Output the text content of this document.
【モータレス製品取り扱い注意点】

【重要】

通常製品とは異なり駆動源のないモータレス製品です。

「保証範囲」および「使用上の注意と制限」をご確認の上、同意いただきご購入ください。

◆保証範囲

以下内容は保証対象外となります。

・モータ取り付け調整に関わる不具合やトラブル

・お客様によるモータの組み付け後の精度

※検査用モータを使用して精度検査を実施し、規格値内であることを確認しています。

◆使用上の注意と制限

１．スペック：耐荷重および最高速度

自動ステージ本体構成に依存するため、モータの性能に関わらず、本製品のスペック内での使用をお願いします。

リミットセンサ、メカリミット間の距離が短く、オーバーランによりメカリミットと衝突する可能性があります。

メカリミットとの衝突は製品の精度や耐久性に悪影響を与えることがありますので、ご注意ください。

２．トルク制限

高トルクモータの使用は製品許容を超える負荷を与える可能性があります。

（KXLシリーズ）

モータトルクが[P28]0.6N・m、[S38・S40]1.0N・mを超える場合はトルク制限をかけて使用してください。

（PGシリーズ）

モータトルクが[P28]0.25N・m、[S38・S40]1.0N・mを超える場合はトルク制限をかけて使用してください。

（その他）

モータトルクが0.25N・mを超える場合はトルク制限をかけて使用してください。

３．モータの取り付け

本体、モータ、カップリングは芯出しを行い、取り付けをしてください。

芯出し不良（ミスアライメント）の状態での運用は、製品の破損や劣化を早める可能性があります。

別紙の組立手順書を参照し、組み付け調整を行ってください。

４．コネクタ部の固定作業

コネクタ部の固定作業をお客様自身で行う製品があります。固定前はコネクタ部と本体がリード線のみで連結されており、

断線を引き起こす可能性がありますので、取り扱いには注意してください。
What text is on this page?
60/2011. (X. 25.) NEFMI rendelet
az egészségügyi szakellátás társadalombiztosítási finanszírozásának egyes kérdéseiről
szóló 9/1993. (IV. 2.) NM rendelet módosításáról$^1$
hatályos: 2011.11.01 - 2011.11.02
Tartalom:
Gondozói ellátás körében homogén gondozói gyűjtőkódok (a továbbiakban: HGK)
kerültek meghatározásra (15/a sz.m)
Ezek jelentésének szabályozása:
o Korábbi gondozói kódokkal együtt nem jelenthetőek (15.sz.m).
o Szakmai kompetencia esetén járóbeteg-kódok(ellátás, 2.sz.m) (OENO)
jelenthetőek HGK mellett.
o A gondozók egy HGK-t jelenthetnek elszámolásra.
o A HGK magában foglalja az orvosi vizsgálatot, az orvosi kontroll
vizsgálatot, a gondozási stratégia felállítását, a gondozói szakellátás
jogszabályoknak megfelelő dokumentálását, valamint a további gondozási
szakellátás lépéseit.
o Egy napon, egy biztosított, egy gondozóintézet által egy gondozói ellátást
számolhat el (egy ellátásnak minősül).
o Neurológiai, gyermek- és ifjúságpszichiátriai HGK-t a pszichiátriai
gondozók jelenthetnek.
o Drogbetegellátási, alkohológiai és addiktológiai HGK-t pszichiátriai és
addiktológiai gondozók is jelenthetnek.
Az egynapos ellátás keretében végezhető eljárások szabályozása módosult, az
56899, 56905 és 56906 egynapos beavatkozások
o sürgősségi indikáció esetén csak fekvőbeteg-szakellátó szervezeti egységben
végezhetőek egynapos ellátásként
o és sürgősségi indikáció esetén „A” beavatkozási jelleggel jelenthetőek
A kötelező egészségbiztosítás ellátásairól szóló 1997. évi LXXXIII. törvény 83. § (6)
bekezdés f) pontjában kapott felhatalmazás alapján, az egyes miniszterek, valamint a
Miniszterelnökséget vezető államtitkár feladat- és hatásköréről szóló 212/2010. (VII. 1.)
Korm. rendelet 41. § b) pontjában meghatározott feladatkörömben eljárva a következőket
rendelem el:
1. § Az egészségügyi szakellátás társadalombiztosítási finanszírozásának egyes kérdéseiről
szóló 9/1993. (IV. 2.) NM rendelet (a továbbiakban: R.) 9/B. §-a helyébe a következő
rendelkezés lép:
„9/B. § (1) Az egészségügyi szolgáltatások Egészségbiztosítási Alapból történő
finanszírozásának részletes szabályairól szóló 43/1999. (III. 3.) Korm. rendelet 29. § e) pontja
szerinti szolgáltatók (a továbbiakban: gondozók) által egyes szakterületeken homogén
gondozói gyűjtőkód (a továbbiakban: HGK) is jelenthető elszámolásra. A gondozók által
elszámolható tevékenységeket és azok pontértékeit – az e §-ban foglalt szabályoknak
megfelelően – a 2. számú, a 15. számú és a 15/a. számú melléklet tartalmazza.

GIVEN EXERCISE. Look through the records and gather every line containing "Korm".

OUTPUT OF THE TASK.
Korm. rendelet 41. § b) pontjában meghatározott feladatkörömben eljárva a következőket
finanszírozásának részletes szabályairól szóló 43/1999. (III. 3.) Korm. rendelet 29. § e) pontja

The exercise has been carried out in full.